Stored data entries
▶
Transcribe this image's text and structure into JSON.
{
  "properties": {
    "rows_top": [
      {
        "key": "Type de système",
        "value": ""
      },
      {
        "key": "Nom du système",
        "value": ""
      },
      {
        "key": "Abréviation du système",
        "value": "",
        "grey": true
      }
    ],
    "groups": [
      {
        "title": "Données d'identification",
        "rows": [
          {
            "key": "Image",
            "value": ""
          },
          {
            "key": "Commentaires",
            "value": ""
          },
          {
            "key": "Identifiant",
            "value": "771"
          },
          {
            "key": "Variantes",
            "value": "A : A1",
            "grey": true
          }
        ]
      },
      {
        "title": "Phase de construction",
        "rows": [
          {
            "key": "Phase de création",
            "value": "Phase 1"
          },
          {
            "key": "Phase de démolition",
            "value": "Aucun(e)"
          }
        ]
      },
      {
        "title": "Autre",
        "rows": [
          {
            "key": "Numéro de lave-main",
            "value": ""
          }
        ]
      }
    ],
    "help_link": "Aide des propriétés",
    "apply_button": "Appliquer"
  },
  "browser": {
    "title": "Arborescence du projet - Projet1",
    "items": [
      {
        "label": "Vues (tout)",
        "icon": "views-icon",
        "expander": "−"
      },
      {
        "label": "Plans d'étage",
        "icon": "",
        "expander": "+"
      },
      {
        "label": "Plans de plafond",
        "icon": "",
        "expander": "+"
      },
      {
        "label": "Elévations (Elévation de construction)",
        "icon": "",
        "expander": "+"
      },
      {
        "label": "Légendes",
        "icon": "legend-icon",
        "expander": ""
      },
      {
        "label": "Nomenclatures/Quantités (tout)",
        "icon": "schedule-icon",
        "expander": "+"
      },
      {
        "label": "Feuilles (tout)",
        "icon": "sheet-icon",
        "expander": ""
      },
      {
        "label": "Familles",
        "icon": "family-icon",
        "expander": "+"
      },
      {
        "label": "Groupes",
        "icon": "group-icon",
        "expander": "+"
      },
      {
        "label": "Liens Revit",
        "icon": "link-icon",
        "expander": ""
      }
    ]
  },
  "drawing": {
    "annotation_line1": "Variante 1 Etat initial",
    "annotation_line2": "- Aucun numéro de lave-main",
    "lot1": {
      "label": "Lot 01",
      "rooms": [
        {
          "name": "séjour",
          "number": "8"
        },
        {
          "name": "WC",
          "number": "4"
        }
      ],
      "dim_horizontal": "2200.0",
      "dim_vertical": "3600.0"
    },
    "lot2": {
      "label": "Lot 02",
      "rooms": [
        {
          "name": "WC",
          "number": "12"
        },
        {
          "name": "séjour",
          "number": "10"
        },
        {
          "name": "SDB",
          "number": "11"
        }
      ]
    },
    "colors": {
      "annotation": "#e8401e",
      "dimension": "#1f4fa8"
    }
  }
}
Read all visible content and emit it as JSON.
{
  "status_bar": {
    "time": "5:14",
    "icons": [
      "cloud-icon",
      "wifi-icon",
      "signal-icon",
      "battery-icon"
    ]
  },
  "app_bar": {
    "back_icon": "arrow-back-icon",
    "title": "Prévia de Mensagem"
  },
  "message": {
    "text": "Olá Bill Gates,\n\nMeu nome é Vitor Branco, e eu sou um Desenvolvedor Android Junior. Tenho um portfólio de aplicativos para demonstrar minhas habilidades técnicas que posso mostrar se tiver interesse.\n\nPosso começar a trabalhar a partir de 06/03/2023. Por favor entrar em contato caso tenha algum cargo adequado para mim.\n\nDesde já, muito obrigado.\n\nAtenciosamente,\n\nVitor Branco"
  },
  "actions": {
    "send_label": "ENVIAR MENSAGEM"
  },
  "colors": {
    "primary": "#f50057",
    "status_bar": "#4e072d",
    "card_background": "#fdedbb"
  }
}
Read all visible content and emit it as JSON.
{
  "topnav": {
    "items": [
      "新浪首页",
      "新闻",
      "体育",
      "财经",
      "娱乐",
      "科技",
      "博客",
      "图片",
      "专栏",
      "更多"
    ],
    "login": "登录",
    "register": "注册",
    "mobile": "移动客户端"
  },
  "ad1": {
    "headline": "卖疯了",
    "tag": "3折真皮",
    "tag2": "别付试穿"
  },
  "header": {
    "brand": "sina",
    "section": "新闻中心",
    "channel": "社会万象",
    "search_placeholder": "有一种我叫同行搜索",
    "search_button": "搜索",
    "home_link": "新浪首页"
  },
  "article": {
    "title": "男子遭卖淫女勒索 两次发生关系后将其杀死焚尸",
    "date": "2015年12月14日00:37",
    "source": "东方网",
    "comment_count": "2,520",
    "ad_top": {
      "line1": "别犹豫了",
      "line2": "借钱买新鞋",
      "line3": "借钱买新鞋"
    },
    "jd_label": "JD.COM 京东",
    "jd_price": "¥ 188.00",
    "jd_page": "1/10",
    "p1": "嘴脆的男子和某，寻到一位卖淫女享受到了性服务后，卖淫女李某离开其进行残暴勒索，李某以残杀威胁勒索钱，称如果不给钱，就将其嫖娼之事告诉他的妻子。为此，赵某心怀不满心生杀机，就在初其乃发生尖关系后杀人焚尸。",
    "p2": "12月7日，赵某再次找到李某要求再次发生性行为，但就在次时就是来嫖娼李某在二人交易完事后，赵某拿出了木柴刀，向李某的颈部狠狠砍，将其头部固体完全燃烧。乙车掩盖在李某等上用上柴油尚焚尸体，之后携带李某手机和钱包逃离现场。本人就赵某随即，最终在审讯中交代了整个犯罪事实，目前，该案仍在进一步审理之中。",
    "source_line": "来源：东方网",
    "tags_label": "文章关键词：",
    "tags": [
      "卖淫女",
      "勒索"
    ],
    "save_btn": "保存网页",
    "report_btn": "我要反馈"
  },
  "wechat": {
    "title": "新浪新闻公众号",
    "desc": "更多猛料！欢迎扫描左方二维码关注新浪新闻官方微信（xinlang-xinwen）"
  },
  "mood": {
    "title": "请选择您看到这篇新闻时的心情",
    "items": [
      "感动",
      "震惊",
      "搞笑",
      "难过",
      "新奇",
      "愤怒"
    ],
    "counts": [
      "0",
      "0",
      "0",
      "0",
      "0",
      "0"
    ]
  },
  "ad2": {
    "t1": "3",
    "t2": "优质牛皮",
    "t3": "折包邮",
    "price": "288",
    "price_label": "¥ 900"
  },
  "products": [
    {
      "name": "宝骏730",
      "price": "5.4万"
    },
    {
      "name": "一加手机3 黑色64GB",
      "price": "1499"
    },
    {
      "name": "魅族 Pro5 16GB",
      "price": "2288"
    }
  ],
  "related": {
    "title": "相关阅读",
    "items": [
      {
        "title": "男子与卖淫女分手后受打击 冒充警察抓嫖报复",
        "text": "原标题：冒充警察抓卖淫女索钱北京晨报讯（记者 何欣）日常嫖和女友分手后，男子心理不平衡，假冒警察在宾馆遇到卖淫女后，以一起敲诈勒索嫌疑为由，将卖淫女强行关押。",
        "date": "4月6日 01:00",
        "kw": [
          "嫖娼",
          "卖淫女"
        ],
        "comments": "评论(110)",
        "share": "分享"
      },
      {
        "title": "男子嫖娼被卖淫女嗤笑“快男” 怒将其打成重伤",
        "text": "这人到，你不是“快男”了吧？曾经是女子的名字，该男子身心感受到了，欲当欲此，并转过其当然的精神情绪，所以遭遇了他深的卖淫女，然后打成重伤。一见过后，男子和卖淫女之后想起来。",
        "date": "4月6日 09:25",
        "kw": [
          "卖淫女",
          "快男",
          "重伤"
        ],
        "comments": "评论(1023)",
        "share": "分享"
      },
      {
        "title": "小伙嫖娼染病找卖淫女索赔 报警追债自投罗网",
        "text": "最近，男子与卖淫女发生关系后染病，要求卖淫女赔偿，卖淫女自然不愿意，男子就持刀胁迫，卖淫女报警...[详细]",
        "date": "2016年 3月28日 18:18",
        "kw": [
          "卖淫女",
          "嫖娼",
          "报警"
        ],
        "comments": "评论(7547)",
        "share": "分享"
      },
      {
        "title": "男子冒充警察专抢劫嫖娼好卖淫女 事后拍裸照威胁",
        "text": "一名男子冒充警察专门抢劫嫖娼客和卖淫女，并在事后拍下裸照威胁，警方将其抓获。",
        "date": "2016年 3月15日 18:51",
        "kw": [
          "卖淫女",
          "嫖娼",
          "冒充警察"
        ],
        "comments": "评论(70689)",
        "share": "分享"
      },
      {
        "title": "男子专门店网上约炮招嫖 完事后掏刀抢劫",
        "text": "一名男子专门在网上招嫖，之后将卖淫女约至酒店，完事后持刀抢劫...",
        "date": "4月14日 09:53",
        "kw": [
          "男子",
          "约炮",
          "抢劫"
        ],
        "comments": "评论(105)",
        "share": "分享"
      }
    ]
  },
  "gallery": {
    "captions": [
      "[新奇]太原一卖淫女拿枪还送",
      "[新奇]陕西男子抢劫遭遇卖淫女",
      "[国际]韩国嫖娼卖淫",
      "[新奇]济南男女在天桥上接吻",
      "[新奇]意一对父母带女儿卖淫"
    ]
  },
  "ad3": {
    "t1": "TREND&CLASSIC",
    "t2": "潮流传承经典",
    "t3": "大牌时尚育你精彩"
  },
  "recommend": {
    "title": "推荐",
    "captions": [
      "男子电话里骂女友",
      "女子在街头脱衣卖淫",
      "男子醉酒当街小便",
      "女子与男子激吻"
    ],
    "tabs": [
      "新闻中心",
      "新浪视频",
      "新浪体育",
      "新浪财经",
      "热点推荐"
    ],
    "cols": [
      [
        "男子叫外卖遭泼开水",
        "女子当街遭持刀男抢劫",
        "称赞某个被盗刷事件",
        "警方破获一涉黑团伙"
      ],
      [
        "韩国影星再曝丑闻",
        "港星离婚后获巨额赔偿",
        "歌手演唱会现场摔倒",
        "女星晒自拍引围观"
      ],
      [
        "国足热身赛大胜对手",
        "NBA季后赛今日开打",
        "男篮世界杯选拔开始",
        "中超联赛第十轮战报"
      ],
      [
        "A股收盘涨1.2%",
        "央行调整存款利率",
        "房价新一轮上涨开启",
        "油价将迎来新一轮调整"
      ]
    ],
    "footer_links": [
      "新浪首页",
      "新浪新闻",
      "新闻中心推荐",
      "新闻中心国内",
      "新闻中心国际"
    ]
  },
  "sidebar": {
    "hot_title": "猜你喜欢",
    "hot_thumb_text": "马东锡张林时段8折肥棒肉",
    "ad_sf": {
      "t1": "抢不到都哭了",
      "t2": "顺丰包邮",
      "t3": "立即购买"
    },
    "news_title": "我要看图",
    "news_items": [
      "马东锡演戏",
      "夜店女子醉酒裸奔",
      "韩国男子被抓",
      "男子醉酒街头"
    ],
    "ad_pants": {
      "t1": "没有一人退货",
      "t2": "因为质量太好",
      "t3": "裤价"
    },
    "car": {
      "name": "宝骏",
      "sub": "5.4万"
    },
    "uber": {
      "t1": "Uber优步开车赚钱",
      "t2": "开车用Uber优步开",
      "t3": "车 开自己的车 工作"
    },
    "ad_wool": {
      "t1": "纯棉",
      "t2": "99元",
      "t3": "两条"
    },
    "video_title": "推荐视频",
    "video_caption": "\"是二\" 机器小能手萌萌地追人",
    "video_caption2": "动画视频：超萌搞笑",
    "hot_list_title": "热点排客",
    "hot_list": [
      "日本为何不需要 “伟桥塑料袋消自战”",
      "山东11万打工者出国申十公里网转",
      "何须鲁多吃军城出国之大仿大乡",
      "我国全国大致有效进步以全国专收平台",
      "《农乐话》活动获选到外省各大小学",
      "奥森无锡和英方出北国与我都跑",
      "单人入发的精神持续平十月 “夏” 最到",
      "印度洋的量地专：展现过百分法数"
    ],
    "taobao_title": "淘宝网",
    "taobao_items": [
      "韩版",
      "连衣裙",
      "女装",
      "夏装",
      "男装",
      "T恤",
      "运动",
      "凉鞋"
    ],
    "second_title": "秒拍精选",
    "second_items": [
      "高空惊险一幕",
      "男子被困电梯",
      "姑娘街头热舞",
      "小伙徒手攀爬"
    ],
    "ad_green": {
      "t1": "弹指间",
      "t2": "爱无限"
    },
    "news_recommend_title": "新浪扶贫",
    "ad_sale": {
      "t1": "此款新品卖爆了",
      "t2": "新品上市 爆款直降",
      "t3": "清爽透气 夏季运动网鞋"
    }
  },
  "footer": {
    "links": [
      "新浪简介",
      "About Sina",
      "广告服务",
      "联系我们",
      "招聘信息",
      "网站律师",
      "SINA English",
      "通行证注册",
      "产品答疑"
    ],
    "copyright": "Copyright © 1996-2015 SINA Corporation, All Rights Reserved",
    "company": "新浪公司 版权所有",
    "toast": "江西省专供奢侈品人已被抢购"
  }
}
◀
▸ What is expected: Collect each line containing the string "date".

▸ Completed task:
    "date": "2015年12月14日00:37",
        "date": "4月6日 01:00",
        "date": "4月6日 09:25",
        "date": "2016年 3月28日 18:18",
        "date": "2016年 3月15日 18:51",
        "date": "4月14日 09:53",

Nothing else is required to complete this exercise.